=== LISTED ENTRIES ===
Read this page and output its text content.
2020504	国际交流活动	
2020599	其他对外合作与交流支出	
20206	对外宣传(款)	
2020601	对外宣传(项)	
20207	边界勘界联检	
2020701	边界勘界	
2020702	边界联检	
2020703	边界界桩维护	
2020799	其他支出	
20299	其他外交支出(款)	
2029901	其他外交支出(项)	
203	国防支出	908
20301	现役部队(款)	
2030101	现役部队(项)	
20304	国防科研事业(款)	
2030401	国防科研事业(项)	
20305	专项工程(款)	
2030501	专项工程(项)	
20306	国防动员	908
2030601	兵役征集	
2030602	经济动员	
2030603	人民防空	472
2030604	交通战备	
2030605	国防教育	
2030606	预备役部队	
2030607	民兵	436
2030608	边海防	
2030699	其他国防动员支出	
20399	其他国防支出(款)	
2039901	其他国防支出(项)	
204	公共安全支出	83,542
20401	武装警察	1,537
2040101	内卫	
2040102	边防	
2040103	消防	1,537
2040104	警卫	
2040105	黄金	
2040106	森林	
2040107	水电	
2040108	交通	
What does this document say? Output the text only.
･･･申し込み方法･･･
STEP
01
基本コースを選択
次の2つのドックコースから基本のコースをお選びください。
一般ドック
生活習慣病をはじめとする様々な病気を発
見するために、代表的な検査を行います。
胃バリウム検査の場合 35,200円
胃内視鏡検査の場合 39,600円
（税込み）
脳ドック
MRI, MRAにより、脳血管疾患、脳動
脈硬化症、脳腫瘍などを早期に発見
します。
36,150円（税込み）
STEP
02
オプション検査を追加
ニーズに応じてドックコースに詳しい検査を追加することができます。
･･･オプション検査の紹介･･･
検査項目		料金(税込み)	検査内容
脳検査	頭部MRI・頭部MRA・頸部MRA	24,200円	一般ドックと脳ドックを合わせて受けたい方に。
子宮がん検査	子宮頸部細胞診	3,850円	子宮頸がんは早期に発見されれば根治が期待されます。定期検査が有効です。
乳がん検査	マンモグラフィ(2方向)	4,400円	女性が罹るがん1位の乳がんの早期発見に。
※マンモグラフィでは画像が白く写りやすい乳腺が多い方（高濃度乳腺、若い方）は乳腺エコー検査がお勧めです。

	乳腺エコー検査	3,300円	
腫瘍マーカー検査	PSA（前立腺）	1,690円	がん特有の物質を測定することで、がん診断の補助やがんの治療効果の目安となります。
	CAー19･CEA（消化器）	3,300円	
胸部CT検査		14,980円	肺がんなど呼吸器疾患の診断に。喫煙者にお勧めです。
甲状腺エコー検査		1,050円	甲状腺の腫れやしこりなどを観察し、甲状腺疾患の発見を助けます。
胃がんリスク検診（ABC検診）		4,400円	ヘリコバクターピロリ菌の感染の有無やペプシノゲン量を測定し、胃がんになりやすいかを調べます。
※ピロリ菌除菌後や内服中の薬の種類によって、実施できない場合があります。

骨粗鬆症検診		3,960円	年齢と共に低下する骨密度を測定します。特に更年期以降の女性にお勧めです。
===
THE TASK » Extract each line of the listing above, copying it word for word.

ANSWER TO THIS TASK »
Read this page and output its text content.
2020504	国际交流活动	
2020599	其他对外合作与交流支出	
20206	对外宣传(款)	
2020601	对外宣传(项)	
20207	边界勘界联检	
2020701	边界勘界	
2020702	边界联检	
2020703	边界界桩维护	
2020799	其他支出	
20299	其他外交支出(款)	
2029901	其他外交支出(项)	
203	国防支出	908
20301	现役部队(款)	
2030101	现役部队(项)	
20304	国防科研事业(款)	
2030401	国防科研事业(项)	
20305	专项工程(款)	
2030501	专项工程(项)	
20306	国防动员	908
2030601	兵役征集	
2030602	经济动员	
2030603	人民防空	472
2030604	交通战备	
2030605	国防教育	
2030606	预备役部队	
2030607	民兵	436
2030608	边海防	
2030699	其他国防动员支出	
20399	其他国防支出(款)	
2039901	其他国防支出(项)	
204	公共安全支出	83,542
20401	武装警察	1,537
2040101	内卫	
2040102	边防	
2040103	消防	1,537
2040104	警卫	
2040105	黄金	
2040106	森林	
2040107	水电	
2040108	交通	
What does this document say? Output the text only.
･･･申し込み方法･･･
STEP
01
基本コースを選択
次の2つのドックコースから基本のコースをお選びください。
一般ドック
生活習慣病をはじめとする様々な病気を発
見するために、代表的な検査を行います。
胃バリウム検査の場合 35,200円
胃内視鏡検査の場合 39,600円
（税込み）
脳ドック
MRI, MRAにより、脳血管疾患、脳動
脈硬化症、脳腫瘍などを早期に発見
します。
36,150円（税込み）
STEP
02
オプション検査を追加
ニーズに応じてドックコースに詳しい検査を追加することができます。
･･･オプション検査の紹介･･･
検査項目		料金(税込み)	検査内容
脳検査	頭部MRI・頭部MRA・頸部MRA	24,200円	一般ドックと脳ドックを合わせて受けたい方に。
子宮がん検査	子宮頸部細胞診	3,850円	子宮頸がんは早期に発見されれば根治が期待されます。定期検査が有効です。
乳がん検査	マンモグラフィ(2方向)	4,400円	女性が罹るがん1位の乳がんの早期発見に。
※マンモグラフィでは画像が白く写りやすい乳腺が多い方（高濃度乳腺、若い方）は乳腺エコー検査がお勧めです。

	乳腺エコー検査	3,300円	
腫瘍マーカー検査	PSA（前立腺）	1,690円	がん特有の物質を測定することで、がん診断の補助やがんの治療効果の目安となります。
	CAー19･CEA（消化器）	3,300円	
胸部CT検査		14,980円	肺がんなど呼吸器疾患の診断に。喫煙者にお勧めです。
甲状腺エコー検査		1,050円	甲状腺の腫れやしこりなどを観察し、甲状腺疾患の発見を助けます。
胃がんリスク検診（ABC検診）		4,400円	ヘリコバクターピロリ菌の感染の有無やペプシノゲン量を測定し、胃がんになりやすいかを調べます。
※ピロリ菌除菌後や内服中の薬の種類によって、実施できない場合があります。

骨粗鬆症検診		3,960円	年齢と共に低下する骨密度を測定します。特に更年期以降の女性にお勧めです。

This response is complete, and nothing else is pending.